Bounding box listing
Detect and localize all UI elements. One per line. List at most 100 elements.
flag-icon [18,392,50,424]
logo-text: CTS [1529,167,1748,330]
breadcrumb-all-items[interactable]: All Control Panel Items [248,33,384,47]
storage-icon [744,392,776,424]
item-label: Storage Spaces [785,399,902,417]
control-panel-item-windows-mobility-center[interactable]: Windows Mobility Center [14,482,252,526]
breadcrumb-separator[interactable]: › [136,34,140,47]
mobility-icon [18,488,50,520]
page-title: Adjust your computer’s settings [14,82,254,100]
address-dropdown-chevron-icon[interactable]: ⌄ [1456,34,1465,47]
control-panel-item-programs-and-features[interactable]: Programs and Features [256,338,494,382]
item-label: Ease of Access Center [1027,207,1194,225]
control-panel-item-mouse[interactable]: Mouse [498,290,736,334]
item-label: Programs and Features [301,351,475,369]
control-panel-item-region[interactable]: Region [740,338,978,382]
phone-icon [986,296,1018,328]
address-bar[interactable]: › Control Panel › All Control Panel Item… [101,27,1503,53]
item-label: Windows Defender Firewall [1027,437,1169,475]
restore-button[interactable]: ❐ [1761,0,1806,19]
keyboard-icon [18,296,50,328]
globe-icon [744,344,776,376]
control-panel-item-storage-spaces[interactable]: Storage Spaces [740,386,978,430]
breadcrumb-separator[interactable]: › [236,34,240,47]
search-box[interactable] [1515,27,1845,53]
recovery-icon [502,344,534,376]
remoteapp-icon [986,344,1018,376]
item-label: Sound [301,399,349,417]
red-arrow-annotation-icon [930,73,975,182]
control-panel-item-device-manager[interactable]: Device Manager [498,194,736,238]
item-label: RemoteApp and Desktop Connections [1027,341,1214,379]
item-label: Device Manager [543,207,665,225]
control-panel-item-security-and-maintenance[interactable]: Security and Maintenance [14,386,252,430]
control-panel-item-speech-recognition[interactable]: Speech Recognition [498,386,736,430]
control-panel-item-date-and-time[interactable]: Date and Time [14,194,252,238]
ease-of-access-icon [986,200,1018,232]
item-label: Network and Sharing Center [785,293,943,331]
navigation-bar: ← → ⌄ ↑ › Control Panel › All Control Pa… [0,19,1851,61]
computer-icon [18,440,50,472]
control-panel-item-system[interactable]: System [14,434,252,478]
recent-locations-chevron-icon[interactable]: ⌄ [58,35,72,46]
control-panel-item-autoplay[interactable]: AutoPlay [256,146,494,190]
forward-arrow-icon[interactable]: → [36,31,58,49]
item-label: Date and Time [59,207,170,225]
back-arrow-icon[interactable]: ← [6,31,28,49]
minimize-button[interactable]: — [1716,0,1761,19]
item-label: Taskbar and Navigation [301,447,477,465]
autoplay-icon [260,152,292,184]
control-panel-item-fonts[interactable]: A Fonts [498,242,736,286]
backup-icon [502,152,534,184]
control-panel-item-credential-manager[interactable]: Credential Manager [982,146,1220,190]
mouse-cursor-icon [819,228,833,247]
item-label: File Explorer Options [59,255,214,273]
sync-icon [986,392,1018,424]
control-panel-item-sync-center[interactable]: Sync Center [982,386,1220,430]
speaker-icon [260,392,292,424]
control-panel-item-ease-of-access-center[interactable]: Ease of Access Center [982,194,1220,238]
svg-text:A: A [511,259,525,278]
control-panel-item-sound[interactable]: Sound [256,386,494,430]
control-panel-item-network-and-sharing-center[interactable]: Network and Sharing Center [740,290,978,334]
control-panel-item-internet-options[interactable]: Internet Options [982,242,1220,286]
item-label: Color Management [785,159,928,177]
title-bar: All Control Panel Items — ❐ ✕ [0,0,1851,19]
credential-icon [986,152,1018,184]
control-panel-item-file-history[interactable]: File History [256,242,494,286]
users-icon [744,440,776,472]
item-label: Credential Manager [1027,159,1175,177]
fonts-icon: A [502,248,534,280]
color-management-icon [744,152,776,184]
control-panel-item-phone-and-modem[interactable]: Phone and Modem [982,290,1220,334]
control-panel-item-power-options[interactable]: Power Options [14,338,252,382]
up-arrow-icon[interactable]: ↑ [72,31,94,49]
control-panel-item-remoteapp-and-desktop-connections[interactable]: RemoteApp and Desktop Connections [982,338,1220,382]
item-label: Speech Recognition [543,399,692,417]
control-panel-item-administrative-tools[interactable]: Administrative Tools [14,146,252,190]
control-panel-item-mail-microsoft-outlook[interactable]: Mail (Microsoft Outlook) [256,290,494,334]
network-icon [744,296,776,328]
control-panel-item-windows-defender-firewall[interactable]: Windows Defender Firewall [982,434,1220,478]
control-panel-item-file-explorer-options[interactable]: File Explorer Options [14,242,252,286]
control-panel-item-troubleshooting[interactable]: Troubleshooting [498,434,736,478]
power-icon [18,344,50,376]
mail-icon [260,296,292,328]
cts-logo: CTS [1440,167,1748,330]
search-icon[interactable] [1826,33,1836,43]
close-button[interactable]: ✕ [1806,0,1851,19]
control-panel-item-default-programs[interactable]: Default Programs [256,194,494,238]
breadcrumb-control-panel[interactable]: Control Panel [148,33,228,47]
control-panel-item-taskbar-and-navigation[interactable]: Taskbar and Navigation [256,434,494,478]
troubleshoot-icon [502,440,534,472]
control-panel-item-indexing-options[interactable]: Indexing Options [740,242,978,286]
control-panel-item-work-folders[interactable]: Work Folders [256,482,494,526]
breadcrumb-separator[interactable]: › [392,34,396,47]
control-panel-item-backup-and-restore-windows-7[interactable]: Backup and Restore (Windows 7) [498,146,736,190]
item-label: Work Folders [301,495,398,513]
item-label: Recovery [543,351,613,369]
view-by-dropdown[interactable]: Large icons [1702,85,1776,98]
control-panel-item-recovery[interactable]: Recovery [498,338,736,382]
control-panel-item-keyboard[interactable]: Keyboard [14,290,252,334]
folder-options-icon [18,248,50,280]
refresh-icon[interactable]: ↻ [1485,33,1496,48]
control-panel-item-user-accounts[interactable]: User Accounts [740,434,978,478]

◆ Problem description: Reproduce every line of the listing above without changing anything.

◆ Expected answer:
Detect and localize all UI elements. One per line. List at most 100 elements.
flag-icon [18,392,50,424]
logo-text: CTS [1529,167,1748,330]
breadcrumb-all-items[interactable]: All Control Panel Items [248,33,384,47]
storage-icon [744,392,776,424]
item-label: Storage Spaces [785,399,902,417]
control-panel-item-windows-mobility-center[interactable]: Windows Mobility Center [14,482,252,526]
breadcrumb-separator[interactable]: › [136,34,140,47]
mobility-icon [18,488,50,520]
page-title: Adjust your computer’s settings [14,82,254,100]
address-dropdown-chevron-icon[interactable]: ⌄ [1456,34,1465,47]
control-panel-item-programs-and-features[interactable]: Programs and Features [256,338,494,382]
item-label: Ease of Access Center [1027,207,1194,225]
control-panel-item-mouse[interactable]: Mouse [498,290,736,334]
item-label: Programs and Features [301,351,475,369]
control-panel-item-region[interactable]: Region [740,338,978,382]
phone-icon [986,296,1018,328]
address-bar[interactable]: › Control Panel › All Control Panel Item… [101,27,1503,53]
item-label: Windows Defender Firewall [1027,437,1169,475]
restore-button[interactable]: ❐ [1761,0,1806,19]
keyboard-icon [18,296,50,328]
globe-icon [744,344,776,376]
control-panel-item-storage-spaces[interactable]: Storage Spaces [740,386,978,430]
breadcrumb-separator[interactable]: › [236,34,240,47]
search-box[interactable] [1515,27,1845,53]
recovery-icon [502,344,534,376]
remoteapp-icon [986,344,1018,376]
item-label: Sound [301,399,349,417]
red-arrow-annotation-icon [930,73,975,182]
control-panel-item-device-manager[interactable]: Device Manager [498,194,736,238]
item-label: RemoteApp and Desktop Connections [1027,341,1214,379]
item-label: Device Manager [543,207,665,225]
control-panel-item-security-and-maintenance[interactable]: Security and Maintenance [14,386,252,430]
control-panel-item-speech-recognition[interactable]: Speech Recognition [498,386,736,430]
control-panel-item-date-and-time[interactable]: Date and Time [14,194,252,238]
ease-of-access-icon [986,200,1018,232]
item-label: Network and Sharing Center [785,293,943,331]
navigation-bar: ← → ⌄ ↑ › Control Panel › All Control Pa… [0,19,1851,61]
computer-icon [18,440,50,472]
control-panel-item-system[interactable]: System [14,434,252,478]
recent-locations-chevron-icon[interactable]: ⌄ [58,35,72,46]
control-panel-item-autoplay[interactable]: AutoPlay [256,146,494,190]
forward-arrow-icon[interactable]: → [36,31,58,49]
item-label: Date and Time [59,207,170,225]
back-arrow-icon[interactable]: ← [6,31,28,49]
minimize-button[interactable]: — [1716,0,1761,19]
item-label: Taskbar and Navigation [301,447,477,465]
autoplay-icon [260,152,292,184]
control-panel-item-fonts[interactable]: A Fonts [498,242,736,286]
backup-icon [502,152,534,184]
control-panel-item-credential-manager[interactable]: Credential Manager [982,146,1220,190]
mouse-cursor-icon [819,228,833,247]
item-label: File Explorer Options [59,255,214,273]
sync-icon [986,392,1018,424]
control-panel-item-sync-center[interactable]: Sync Center [982,386,1220,430]
speaker-icon [260,392,292,424]
control-panel-item-ease-of-access-center[interactable]: Ease of Access Center [982,194,1220,238]
svg-text:A: A [511,259,525,278]
control-panel-item-sound[interactable]: Sound [256,386,494,430]
control-panel-item-network-and-sharing-center[interactable]: Network and Sharing Center [740,290,978,334]
control-panel-item-internet-options[interactable]: Internet Options [982,242,1220,286]
item-label: Color Management [785,159,928,177]
title-bar: All Control Panel Items — ❐ ✕ [0,0,1851,19]
credential-icon [986,152,1018,184]
control-panel-item-file-history[interactable]: File History [256,242,494,286]
users-icon [744,440,776,472]
item-label: Credential Manager [1027,159,1175,177]
fonts-icon: A [502,248,534,280]
color-management-icon [744,152,776,184]
control-panel-item-phone-and-modem[interactable]: Phone and Modem [982,290,1220,334]
control-panel-item-power-options[interactable]: Power Options [14,338,252,382]
up-arrow-icon[interactable]: ↑ [72,31,94,49]
control-panel-item-remoteapp-and-desktop-connections[interactable]: RemoteApp and Desktop Connections [982,338,1220,382]
item-label: Speech Recognition [543,399,692,417]
control-panel-item-administrative-tools[interactable]: Administrative Tools [14,146,252,190]
control-panel-item-mail-microsoft-outlook[interactable]: Mail (Microsoft Outlook) [256,290,494,334]
network-icon [744,296,776,328]
control-panel-item-windows-defender-firewall[interactable]: Windows Defender Firewall [982,434,1220,478]
control-panel-item-file-explorer-options[interactable]: File Explorer Options [14,242,252,286]
control-panel-item-troubleshooting[interactable]: Troubleshooting [498,434,736,478]
power-icon [18,344,50,376]
mail-icon [260,296,292,328]
cts-logo: CTS [1440,167,1748,330]
search-icon[interactable] [1826,33,1836,43]
close-button[interactable]: ✕ [1806,0,1851,19]
control-panel-item-default-programs[interactable]: Default Programs [256,194,494,238]
breadcrumb-control-panel[interactable]: Control Panel [148,33,228,47]
control-panel-item-taskbar-and-navigation[interactable]: Taskbar and Navigation [256,434,494,478]
troubleshoot-icon [502,440,534,472]
control-panel-item-indexing-options[interactable]: Indexing Options [740,242,978,286]
control-panel-item-work-folders[interactable]: Work Folders [256,482,494,526]
breadcrumb-separator[interactable]: › [392,34,396,47]
control-panel-item-backup-and-restore-windows-7[interactable]: Backup and Restore (Windows 7) [498,146,736,190]
item-label: Work Folders [301,495,398,513]
item-label: Recovery [543,351,613,369]
view-by-dropdown[interactable]: Large icons [1702,85,1776,98]
control-panel-item-recovery[interactable]: Recovery [498,338,736,382]
control-panel-item-keyboard[interactable]: Keyboard [14,290,252,334]
folder-options-icon [18,248,50,280]
refresh-icon[interactable]: ↻ [1485,33,1496,48]
control-panel-item-user-accounts[interactable]: User Accounts [740,434,978,478]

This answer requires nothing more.